*Directions*: Give the count of lines holding the string "grid" and nothing else.

*Data shown*:
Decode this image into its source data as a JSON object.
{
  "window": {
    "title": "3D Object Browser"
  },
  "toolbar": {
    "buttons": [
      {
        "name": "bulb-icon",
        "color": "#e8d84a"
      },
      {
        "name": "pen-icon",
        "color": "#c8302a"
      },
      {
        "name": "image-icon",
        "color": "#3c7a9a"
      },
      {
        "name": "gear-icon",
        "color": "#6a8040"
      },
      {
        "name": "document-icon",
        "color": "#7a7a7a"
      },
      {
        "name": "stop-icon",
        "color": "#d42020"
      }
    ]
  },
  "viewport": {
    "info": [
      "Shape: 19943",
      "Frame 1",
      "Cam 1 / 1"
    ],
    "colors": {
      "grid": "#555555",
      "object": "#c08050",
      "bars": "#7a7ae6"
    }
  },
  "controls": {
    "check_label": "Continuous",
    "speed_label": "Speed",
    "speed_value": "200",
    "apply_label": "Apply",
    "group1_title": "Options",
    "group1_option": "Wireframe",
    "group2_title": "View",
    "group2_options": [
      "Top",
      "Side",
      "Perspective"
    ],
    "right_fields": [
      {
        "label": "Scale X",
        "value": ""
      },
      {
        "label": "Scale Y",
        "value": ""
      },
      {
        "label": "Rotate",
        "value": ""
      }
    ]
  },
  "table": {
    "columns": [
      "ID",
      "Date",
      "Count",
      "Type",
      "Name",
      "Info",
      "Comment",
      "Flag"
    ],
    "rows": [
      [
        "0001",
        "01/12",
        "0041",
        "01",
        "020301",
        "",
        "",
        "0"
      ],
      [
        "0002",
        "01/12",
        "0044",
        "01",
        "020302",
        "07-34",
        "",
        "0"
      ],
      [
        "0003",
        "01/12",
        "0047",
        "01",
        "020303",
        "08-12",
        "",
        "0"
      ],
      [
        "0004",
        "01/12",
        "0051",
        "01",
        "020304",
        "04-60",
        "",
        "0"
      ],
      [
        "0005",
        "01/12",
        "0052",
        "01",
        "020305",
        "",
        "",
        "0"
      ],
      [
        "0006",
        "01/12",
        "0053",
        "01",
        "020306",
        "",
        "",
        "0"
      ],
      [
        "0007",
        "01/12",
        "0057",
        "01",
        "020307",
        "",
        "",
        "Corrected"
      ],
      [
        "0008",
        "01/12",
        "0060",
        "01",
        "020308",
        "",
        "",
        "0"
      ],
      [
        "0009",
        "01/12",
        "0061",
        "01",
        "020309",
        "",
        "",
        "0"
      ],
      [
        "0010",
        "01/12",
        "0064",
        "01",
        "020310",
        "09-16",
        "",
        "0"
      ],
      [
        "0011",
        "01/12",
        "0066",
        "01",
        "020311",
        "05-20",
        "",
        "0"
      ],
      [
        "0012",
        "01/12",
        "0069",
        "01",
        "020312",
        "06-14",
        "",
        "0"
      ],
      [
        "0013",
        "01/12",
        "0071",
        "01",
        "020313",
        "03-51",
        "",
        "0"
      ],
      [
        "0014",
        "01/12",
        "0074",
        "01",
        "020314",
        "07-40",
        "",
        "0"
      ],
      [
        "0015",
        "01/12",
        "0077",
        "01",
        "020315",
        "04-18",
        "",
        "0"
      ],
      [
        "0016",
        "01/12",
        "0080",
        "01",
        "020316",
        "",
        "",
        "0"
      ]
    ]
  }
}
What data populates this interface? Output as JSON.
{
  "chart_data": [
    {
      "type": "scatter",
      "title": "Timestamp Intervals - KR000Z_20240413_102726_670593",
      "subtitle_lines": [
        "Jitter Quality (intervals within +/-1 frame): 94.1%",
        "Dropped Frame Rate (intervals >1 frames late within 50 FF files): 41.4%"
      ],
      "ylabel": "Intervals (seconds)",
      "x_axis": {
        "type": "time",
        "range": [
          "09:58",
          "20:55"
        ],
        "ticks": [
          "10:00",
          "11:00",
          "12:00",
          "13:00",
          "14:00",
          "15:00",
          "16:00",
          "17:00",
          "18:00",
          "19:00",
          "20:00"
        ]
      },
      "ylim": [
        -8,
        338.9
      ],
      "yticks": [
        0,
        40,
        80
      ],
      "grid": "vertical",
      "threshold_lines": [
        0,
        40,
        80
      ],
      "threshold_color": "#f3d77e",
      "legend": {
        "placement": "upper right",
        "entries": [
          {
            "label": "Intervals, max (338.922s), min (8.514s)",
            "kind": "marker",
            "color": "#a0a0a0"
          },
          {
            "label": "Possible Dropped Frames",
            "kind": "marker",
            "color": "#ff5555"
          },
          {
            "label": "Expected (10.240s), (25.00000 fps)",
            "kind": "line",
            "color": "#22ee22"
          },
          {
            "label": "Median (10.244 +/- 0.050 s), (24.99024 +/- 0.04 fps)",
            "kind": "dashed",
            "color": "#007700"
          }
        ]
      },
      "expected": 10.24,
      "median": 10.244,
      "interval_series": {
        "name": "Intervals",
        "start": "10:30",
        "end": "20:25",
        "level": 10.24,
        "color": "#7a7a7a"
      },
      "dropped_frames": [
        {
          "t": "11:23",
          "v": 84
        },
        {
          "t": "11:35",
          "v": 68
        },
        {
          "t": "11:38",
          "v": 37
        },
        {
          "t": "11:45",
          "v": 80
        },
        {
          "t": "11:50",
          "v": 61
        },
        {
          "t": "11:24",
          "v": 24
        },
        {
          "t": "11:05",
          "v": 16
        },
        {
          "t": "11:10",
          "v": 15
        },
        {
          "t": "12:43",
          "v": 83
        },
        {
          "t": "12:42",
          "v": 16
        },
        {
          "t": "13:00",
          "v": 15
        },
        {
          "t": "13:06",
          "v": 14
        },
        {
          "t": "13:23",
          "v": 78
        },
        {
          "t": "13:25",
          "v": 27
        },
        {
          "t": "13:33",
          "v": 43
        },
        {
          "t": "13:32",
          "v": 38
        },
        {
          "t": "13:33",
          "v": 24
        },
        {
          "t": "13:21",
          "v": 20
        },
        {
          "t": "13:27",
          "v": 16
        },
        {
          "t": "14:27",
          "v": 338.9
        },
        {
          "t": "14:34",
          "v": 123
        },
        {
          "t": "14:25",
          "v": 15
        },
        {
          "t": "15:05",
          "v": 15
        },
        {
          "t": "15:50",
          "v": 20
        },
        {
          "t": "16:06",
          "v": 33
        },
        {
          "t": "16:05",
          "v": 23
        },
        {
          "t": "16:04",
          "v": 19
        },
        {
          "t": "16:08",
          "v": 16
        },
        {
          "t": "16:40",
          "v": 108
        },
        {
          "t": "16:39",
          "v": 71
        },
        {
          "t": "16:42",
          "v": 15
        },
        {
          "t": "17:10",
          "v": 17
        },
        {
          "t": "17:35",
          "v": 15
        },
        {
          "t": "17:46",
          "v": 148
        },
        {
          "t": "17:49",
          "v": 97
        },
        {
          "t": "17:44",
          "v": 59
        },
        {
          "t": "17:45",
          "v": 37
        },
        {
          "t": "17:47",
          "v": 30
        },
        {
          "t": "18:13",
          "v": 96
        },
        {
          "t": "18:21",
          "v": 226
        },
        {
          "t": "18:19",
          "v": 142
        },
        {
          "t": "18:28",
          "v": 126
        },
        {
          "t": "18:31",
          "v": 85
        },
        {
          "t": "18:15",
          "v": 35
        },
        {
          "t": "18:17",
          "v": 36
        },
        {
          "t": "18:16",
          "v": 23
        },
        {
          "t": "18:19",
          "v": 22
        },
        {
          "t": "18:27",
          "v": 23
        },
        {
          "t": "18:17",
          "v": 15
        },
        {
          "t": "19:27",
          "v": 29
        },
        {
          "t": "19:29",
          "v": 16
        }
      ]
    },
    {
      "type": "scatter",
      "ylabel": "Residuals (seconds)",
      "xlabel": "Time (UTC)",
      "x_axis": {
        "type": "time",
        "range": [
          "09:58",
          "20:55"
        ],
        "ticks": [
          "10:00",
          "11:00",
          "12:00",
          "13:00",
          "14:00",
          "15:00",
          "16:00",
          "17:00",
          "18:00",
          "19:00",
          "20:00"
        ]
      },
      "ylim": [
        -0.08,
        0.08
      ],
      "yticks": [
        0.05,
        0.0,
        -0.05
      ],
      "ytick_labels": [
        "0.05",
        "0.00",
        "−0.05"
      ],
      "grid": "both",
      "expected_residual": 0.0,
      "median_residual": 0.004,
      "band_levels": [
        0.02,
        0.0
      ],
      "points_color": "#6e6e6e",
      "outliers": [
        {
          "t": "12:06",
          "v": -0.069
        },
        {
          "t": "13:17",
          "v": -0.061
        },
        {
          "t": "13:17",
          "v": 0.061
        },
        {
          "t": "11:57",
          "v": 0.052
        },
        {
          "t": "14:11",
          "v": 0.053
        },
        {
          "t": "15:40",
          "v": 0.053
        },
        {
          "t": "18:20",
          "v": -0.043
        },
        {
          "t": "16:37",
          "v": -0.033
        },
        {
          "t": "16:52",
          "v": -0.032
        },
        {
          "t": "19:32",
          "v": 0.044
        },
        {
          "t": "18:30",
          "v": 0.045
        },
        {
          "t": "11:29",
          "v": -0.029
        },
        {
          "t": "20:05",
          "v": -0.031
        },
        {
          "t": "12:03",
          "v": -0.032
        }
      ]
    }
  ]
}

*Exercise solution*: 3